Entries taken from a collection
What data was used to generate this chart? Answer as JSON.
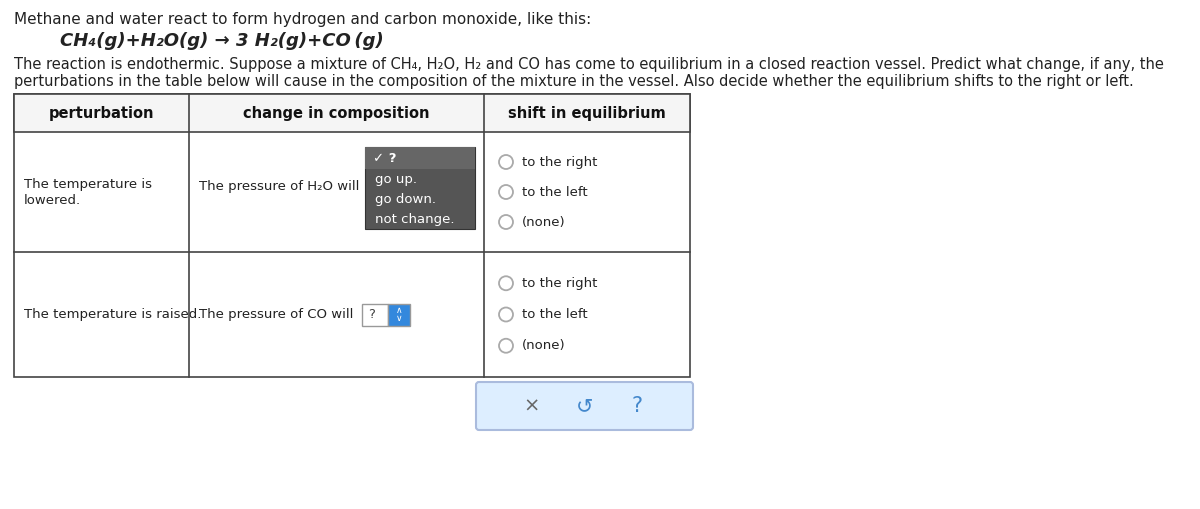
{
  "title_text": "Methane and water react to form hydrogen and carbon monoxide, like this:",
  "equation": "CH₄(g)+H₂O(g) → 3 H₂(g)+CO (g)",
  "body_text1": "The reaction is endothermic. Suppose a mixture of CH₄, H₂O, H₂ and CO has come to equilibrium in a closed reaction vessel. Predict what change, if any, the",
  "body_text2": "perturbations in the table below will cause in the composition of the mixture in the vessel. Also decide whether the equilibrium shifts to the right or left.",
  "col_headers": [
    "perturbation",
    "change in composition",
    "shift in equilibrium"
  ],
  "row1_col1_line1": "The temperature is",
  "row1_col1_line2": "lowered.",
  "row1_col2_prefix": "The pressure of H₂O will",
  "row1_col2_dropdown_label": "✓ ?",
  "row1_col2_dropdown_items": [
    "go up.",
    "go down.",
    "not change."
  ],
  "row1_col3_options": [
    "to the right",
    "to the left",
    "(none)"
  ],
  "row2_col1": "The temperature is raised.",
  "row2_col2": "The pressure of CO will",
  "row2_col2_dropdown": "?",
  "row2_col3_options": [
    "to the right",
    "to the left",
    "(none)"
  ],
  "footer_icons": [
    "×",
    "↺",
    "?"
  ],
  "bg_color": "#ffffff",
  "table_border_color": "#444444",
  "header_bg": "#f8f8f8",
  "dropdown_bg": "#555555",
  "dropdown_header_bg": "#666666",
  "dropdown_text": "#ffffff",
  "footer_bg": "#ddeeff",
  "footer_border": "#aabbdd",
  "radio_color": "#aaaaaa",
  "dropdown2_bg": "#3388dd",
  "text_color": "#222222"
}
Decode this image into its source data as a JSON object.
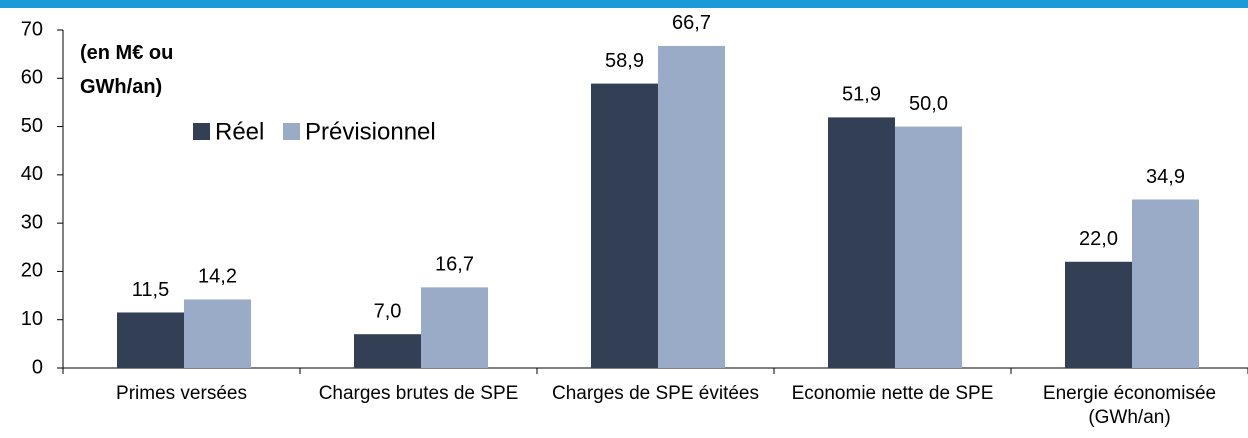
{
  "chart_data": {
    "type": "bar",
    "annotation": "(en M€ ou GWh/an)",
    "categories": [
      "Primes versées",
      "Charges brutes de SPE",
      "Charges de SPE évitées",
      "Economie nette de SPE",
      "Energie économisée (GWh/an)"
    ],
    "series": [
      {
        "name": "Réel",
        "color": "#333f55",
        "values": [
          11.5,
          7.0,
          58.9,
          51.9,
          22.0
        ],
        "value_labels": [
          "11,5",
          "7,0",
          "58,9",
          "51,9",
          "22,0"
        ]
      },
      {
        "name": "Prévisionnel",
        "color": "#9aabc8",
        "values": [
          14.2,
          16.7,
          66.7,
          50.0,
          34.9
        ],
        "value_labels": [
          "14,2",
          "16,7",
          "66,7",
          "50,0",
          "34,9"
        ]
      }
    ],
    "ylim": [
      0,
      70
    ],
    "yticks": [
      0,
      10,
      20,
      30,
      40,
      50,
      60,
      70
    ],
    "grid": false
  }
}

The request ▸
The records above are to be restated exactly, without their pictures.

Complete answer ▸
What data was used to generate this chart? Answer as JSON.
{
  "title_text": "Methane and water react to form hydrogen and carbon monoxide, like this:",
  "equation": "CH₄(g)+H₂O(g) → 3 H₂(g)+CO (g)",
  "body_text1": "The reaction is endothermic. Suppose a mixture of CH₄, H₂O, H₂ and CO has come to equilibrium in a closed reaction vessel. Predict what change, if any, the",
  "body_text2": "perturbations in the table below will cause in the composition of the mixture in the vessel. Also decide whether the equilibrium shifts to the right or left.",
  "col_headers": [
    "perturbation",
    "change in composition",
    "shift in equilibrium"
  ],
  "row1_col1_line1": "The temperature is",
  "row1_col1_line2": "lowered.",
  "row1_col2_prefix": "The pressure of H₂O will",
  "row1_col2_dropdown_label": "✓ ?",
  "row1_col2_dropdown_items": [
    "go up.",
    "go down.",
    "not change."
  ],
  "row1_col3_options": [
    "to the right",
    "to the left",
    "(none)"
  ],
  "row2_col1": "The temperature is raised.",
  "row2_col2": "The pressure of CO will",
  "row2_col2_dropdown": "?",
  "row2_col3_options": [
    "to the right",
    "to the left",
    "(none)"
  ],
  "footer_icons": [
    "×",
    "↺",
    "?"
  ],
  "bg_color": "#ffffff",
  "table_border_color": "#444444",
  "header_bg": "#f8f8f8",
  "dropdown_bg": "#555555",
  "dropdown_header_bg": "#666666",
  "dropdown_text": "#ffffff",
  "footer_bg": "#ddeeff",
  "footer_border": "#aabbdd",
  "radio_color": "#aaaaaa",
  "dropdown2_bg": "#3388dd",
  "text_color": "#222222"
}
Decode this image into its source data as a JSON object.
{
  "chart_data": {
    "type": "bar",
    "annotation": "(en M€ ou GWh/an)",
    "categories": [
      "Primes versées",
      "Charges brutes de SPE",
      "Charges de SPE évitées",
      "Economie nette de SPE",
      "Energie économisée (GWh/an)"
    ],
    "series": [
      {
        "name": "Réel",
        "color": "#333f55",
        "values": [
          11.5,
          7.0,
          58.9,
          51.9,
          22.0
        ],
        "value_labels": [
          "11,5",
          "7,0",
          "58,9",
          "51,9",
          "22,0"
        ]
      },
      {
        "name": "Prévisionnel",
        "color": "#9aabc8",
        "values": [
          14.2,
          16.7,
          66.7,
          50.0,
          34.9
        ],
        "value_labels": [
          "14,2",
          "16,7",
          "66,7",
          "50,0",
          "34,9"
        ]
      }
    ],
    "ylim": [
      0,
      70
    ],
    "yticks": [
      0,
      10,
      20,
      30,
      40,
      50,
      60,
      70
    ],
    "grid": false
  }
}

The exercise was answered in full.